(Dataset listings of figures)
* start *

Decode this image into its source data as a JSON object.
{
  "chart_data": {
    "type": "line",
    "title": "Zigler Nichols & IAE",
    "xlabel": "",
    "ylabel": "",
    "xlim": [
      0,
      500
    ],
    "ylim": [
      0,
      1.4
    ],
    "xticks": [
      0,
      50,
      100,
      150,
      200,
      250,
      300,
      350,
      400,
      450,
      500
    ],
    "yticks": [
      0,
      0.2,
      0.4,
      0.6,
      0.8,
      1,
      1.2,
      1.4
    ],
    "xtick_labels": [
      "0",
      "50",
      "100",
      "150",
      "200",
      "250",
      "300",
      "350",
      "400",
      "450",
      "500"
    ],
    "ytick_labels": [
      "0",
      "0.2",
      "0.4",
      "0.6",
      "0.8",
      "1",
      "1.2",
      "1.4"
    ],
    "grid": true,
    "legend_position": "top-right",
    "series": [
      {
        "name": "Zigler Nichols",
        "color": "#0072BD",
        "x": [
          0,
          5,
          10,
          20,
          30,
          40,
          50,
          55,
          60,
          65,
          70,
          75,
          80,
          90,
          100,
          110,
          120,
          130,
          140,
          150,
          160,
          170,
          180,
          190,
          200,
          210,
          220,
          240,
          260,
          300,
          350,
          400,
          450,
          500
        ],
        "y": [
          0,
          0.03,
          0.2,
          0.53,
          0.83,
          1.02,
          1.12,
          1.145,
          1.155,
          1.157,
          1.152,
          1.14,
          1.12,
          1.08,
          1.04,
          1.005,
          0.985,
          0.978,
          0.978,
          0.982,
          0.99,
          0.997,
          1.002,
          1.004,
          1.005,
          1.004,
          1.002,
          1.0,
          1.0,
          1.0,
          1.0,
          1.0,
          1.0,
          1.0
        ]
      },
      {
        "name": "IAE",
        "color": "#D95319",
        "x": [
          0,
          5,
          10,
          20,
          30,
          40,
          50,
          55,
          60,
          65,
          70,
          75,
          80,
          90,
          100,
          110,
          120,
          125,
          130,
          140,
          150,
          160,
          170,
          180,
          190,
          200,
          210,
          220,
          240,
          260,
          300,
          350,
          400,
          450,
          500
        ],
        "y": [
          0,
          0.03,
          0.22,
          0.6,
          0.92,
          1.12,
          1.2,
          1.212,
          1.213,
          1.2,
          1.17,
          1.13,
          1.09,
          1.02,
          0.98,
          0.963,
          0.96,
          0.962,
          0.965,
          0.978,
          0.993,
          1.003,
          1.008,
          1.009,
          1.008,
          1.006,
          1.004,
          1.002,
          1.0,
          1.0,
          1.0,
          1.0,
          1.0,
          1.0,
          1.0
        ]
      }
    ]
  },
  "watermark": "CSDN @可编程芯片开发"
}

* end *

● **TASK DIRECTIONS**
Extract each record, keeping it identical to the original.

● **SOLUTION TO THIS EXERCISE**
Decode this image into its source data as a JSON object.
{
  "chart_data": {
    "type": "line",
    "title": "Zigler Nichols & IAE",
    "xlabel": "",
    "ylabel": "",
    "xlim": [
      0,
      500
    ],
    "ylim": [
      0,
      1.4
    ],
    "xticks": [
      0,
      50,
      100,
      150,
      200,
      250,
      300,
      350,
      400,
      450,
      500
    ],
    "yticks": [
      0,
      0.2,
      0.4,
      0.6,
      0.8,
      1,
      1.2,
      1.4
    ],
    "xtick_labels": [
      "0",
      "50",
      "100",
      "150",
      "200",
      "250",
      "300",
      "350",
      "400",
      "450",
      "500"
    ],
    "ytick_labels": [
      "0",
      "0.2",
      "0.4",
      "0.6",
      "0.8",
      "1",
      "1.2",
      "1.4"
    ],
    "grid": true,
    "legend_position": "top-right",
    "series": [
      {
        "name": "Zigler Nichols",
        "color": "#0072BD",
        "x": [
          0,
          5,
          10,
          20,
          30,
          40,
          50,
          55,
          60,
          65,
          70,
          75,
          80,
          90,
          100,
          110,
          120,
          130,
          140,
          150,
          160,
          170,
          180,
          190,
          200,
          210,
          220,
          240,
          260,
          300,
          350,
          400,
          450,
          500
        ],
        "y": [
          0,
          0.03,
          0.2,
          0.53,
          0.83,
          1.02,
          1.12,
          1.145,
          1.155,
          1.157,
          1.152,
          1.14,
          1.12,
          1.08,
          1.04,
          1.005,
          0.985,
          0.978,
          0.978,
          0.982,
          0.99,
          0.997,
          1.002,
          1.004,
          1.005,
          1.004,
          1.002,
          1.0,
          1.0,
          1.0,
          1.0,
          1.0,
          1.0,
          1.0
        ]
      },
      {
        "name": "IAE",
        "color": "#D95319",
        "x": [
          0,
          5,
          10,
          20,
          30,
          40,
          50,
          55,
          60,
          65,
          70,
          75,
          80,
          90,
          100,
          110,
          120,
          125,
          130,
          140,
          150,
          160,
          170,
          180,
          190,
          200,
          210,
          220,
          240,
          260,
          300,
          350,
          400,
          450,
          500
        ],
        "y": [
          0,
          0.03,
          0.22,
          0.6,
          0.92,
          1.12,
          1.2,
          1.212,
          1.213,
          1.2,
          1.17,
          1.13,
          1.09,
          1.02,
          0.98,
          0.963,
          0.96,
          0.962,
          0.965,
          0.978,
          0.993,
          1.003,
          1.008,
          1.009,
          1.008,
          1.006,
          1.004,
          1.002,
          1.0,
          1.0,
          1.0,
          1.0,
          1.0,
          1.0,
          1.0
        ]
      }
    ]
  },
  "watermark": "CSDN @可编程芯片开发"
}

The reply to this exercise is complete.